### Goal of the exercise:
Write out the complete material exactly as it stands.

>> begin Exercise materials

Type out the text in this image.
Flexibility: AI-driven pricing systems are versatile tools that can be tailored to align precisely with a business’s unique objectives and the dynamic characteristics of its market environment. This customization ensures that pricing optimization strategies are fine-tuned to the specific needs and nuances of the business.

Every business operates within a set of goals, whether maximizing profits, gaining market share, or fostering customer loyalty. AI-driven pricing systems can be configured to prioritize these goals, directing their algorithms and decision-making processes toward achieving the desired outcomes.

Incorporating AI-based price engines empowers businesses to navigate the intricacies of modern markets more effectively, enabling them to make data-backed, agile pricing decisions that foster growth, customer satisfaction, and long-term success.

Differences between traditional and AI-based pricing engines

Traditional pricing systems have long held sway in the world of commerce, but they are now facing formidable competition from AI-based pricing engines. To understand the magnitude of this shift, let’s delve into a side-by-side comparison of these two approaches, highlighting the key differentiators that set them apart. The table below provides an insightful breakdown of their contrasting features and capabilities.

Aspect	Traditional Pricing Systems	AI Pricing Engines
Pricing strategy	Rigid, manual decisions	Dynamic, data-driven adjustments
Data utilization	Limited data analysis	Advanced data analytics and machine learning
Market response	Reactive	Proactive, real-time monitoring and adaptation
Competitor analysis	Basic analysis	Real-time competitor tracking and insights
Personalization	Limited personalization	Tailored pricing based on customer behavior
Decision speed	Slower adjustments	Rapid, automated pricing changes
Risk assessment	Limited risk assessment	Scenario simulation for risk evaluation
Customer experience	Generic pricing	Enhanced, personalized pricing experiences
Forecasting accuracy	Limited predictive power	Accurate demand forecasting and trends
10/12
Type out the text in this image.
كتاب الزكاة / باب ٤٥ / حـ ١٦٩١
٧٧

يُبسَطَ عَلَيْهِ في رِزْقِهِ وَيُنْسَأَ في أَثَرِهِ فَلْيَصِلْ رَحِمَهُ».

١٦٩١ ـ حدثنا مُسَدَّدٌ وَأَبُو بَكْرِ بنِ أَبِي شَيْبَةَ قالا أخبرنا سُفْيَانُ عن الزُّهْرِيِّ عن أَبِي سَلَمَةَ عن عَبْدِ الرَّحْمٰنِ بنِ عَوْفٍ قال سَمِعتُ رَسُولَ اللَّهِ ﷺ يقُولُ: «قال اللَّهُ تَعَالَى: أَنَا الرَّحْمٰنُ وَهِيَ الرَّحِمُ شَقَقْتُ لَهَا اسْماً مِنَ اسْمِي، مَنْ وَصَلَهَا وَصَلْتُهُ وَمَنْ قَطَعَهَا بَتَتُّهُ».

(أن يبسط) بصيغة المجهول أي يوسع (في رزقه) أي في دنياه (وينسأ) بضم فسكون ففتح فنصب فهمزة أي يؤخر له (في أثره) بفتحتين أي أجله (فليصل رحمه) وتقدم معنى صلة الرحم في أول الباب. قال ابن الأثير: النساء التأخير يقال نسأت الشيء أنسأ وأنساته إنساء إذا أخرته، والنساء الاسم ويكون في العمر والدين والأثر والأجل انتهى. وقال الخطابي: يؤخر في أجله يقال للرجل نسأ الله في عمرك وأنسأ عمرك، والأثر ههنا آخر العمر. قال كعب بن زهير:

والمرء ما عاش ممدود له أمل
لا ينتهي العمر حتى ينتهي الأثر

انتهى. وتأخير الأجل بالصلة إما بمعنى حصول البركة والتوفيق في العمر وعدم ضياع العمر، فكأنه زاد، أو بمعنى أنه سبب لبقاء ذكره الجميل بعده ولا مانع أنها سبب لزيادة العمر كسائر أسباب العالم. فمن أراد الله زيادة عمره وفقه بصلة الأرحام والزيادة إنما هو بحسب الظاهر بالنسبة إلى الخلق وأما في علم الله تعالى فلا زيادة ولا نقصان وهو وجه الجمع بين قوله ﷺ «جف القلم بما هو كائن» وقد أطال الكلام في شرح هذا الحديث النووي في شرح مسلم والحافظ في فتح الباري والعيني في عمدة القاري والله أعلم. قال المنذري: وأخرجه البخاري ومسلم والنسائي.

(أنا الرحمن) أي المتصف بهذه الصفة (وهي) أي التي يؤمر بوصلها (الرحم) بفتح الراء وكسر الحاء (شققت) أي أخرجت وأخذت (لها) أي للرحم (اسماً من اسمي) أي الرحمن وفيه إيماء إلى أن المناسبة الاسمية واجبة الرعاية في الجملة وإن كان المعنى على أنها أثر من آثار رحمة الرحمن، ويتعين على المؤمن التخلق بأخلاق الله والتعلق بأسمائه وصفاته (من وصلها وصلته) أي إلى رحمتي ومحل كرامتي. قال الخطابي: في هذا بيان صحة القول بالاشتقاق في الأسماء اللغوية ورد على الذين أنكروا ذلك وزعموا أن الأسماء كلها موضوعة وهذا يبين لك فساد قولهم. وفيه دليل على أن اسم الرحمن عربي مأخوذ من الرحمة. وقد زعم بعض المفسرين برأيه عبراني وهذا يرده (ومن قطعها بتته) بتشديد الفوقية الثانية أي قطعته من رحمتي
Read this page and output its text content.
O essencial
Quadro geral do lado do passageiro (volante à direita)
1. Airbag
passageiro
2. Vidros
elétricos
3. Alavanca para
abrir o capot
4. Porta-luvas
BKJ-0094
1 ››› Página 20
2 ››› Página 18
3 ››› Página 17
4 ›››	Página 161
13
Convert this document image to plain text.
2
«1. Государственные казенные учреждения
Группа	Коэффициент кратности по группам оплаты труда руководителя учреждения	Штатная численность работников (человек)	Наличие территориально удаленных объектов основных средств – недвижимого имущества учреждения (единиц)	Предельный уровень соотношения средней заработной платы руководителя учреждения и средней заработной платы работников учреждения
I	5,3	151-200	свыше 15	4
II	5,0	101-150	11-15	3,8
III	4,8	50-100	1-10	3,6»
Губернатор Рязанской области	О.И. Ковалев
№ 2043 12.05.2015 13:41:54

>> end Exercise materials

### Solution for this task:
Type out the text in this image.
Flexibility: AI-driven pricing systems are versatile tools that can be tailored to align precisely with a business’s unique objectives and the dynamic characteristics of its market environment. This customization ensures that pricing optimization strategies are fine-tuned to the specific needs and nuances of the business.

Every business operates within a set of goals, whether maximizing profits, gaining market share, or fostering customer loyalty. AI-driven pricing systems can be configured to prioritize these goals, directing their algorithms and decision-making processes toward achieving the desired outcomes.

Incorporating AI-based price engines empowers businesses to navigate the intricacies of modern markets more effectively, enabling them to make data-backed, agile pricing decisions that foster growth, customer satisfaction, and long-term success.

Differences between traditional and AI-based pricing engines

Traditional pricing systems have long held sway in the world of commerce, but they are now facing formidable competition from AI-based pricing engines. To understand the magnitude of this shift, let’s delve into a side-by-side comparison of these two approaches, highlighting the key differentiators that set them apart. The table below provides an insightful breakdown of their contrasting features and capabilities.

Aspect	Traditional Pricing Systems	AI Pricing Engines
Pricing strategy	Rigid, manual decisions	Dynamic, data-driven adjustments
Data utilization	Limited data analysis	Advanced data analytics and machine learning
Market response	Reactive	Proactive, real-time monitoring and adaptation
Competitor analysis	Basic analysis	Real-time competitor tracking and insights
Personalization	Limited personalization	Tailored pricing based on customer behavior
Decision speed	Slower adjustments	Rapid, automated pricing changes
Risk assessment	Limited risk assessment	Scenario simulation for risk evaluation
Customer experience	Generic pricing	Enhanced, personalized pricing experiences
Forecasting accuracy	Limited predictive power	Accurate demand forecasting and trends
10/12
Type out the text in this image.
كتاب الزكاة / باب ٤٥ / حـ ١٦٩١
٧٧

يُبسَطَ عَلَيْهِ في رِزْقِهِ وَيُنْسَأَ في أَثَرِهِ فَلْيَصِلْ رَحِمَهُ».

١٦٩١ ـ حدثنا مُسَدَّدٌ وَأَبُو بَكْرِ بنِ أَبِي شَيْبَةَ قالا أخبرنا سُفْيَانُ عن الزُّهْرِيِّ عن أَبِي سَلَمَةَ عن عَبْدِ الرَّحْمٰنِ بنِ عَوْفٍ قال سَمِعتُ رَسُولَ اللَّهِ ﷺ يقُولُ: «قال اللَّهُ تَعَالَى: أَنَا الرَّحْمٰنُ وَهِيَ الرَّحِمُ شَقَقْتُ لَهَا اسْماً مِنَ اسْمِي، مَنْ وَصَلَهَا وَصَلْتُهُ وَمَنْ قَطَعَهَا بَتَتُّهُ».

(أن يبسط) بصيغة المجهول أي يوسع (في رزقه) أي في دنياه (وينسأ) بضم فسكون ففتح فنصب فهمزة أي يؤخر له (في أثره) بفتحتين أي أجله (فليصل رحمه) وتقدم معنى صلة الرحم في أول الباب. قال ابن الأثير: النساء التأخير يقال نسأت الشيء أنسأ وأنساته إنساء إذا أخرته، والنساء الاسم ويكون في العمر والدين والأثر والأجل انتهى. وقال الخطابي: يؤخر في أجله يقال للرجل نسأ الله في عمرك وأنسأ عمرك، والأثر ههنا آخر العمر. قال كعب بن زهير:

والمرء ما عاش ممدود له أمل
لا ينتهي العمر حتى ينتهي الأثر

انتهى. وتأخير الأجل بالصلة إما بمعنى حصول البركة والتوفيق في العمر وعدم ضياع العمر، فكأنه زاد، أو بمعنى أنه سبب لبقاء ذكره الجميل بعده ولا مانع أنها سبب لزيادة العمر كسائر أسباب العالم. فمن أراد الله زيادة عمره وفقه بصلة الأرحام والزيادة إنما هو بحسب الظاهر بالنسبة إلى الخلق وأما في علم الله تعالى فلا زيادة ولا نقصان وهو وجه الجمع بين قوله ﷺ «جف القلم بما هو كائن» وقد أطال الكلام في شرح هذا الحديث النووي في شرح مسلم والحافظ في فتح الباري والعيني في عمدة القاري والله أعلم. قال المنذري: وأخرجه البخاري ومسلم والنسائي.

(أنا الرحمن) أي المتصف بهذه الصفة (وهي) أي التي يؤمر بوصلها (الرحم) بفتح الراء وكسر الحاء (شققت) أي أخرجت وأخذت (لها) أي للرحم (اسماً من اسمي) أي الرحمن وفيه إيماء إلى أن المناسبة الاسمية واجبة الرعاية في الجملة وإن كان المعنى على أنها أثر من آثار رحمة الرحمن، ويتعين على المؤمن التخلق بأخلاق الله والتعلق بأسمائه وصفاته (من وصلها وصلته) أي إلى رحمتي ومحل كرامتي. قال الخطابي: في هذا بيان صحة القول بالاشتقاق في الأسماء اللغوية ورد على الذين أنكروا ذلك وزعموا أن الأسماء كلها موضوعة وهذا يبين لك فساد قولهم. وفيه دليل على أن اسم الرحمن عربي مأخوذ من الرحمة. وقد زعم بعض المفسرين برأيه عبراني وهذا يرده (ومن قطعها بتته) بتشديد الفوقية الثانية أي قطعته من رحمتي
Read this page and output its text content.
O essencial
Quadro geral do lado do passageiro (volante à direita)
1. Airbag
passageiro
2. Vidros
elétricos
3. Alavanca para
abrir o capot
4. Porta-luvas
BKJ-0094
1 ››› Página 20
2 ››› Página 18
3 ››› Página 17
4 ›››	Página 161
13
Convert this document image to plain text.
2
«1. Государственные казенные учреждения
Группа	Коэффициент кратности по группам оплаты труда руководителя учреждения	Штатная численность работников (человек)	Наличие территориально удаленных объектов основных средств – недвижимого имущества учреждения (единиц)	Предельный уровень соотношения средней заработной платы руководителя учреждения и средней заработной платы работников учреждения
I	5,3	151-200	свыше 15	4
II	5,0	101-150	11-15	3,8
III	4,8	50-100	1-10	3,6»
Губернатор Рязанской области	О.И. Ковалев
№ 2043 12.05.2015 13:41:54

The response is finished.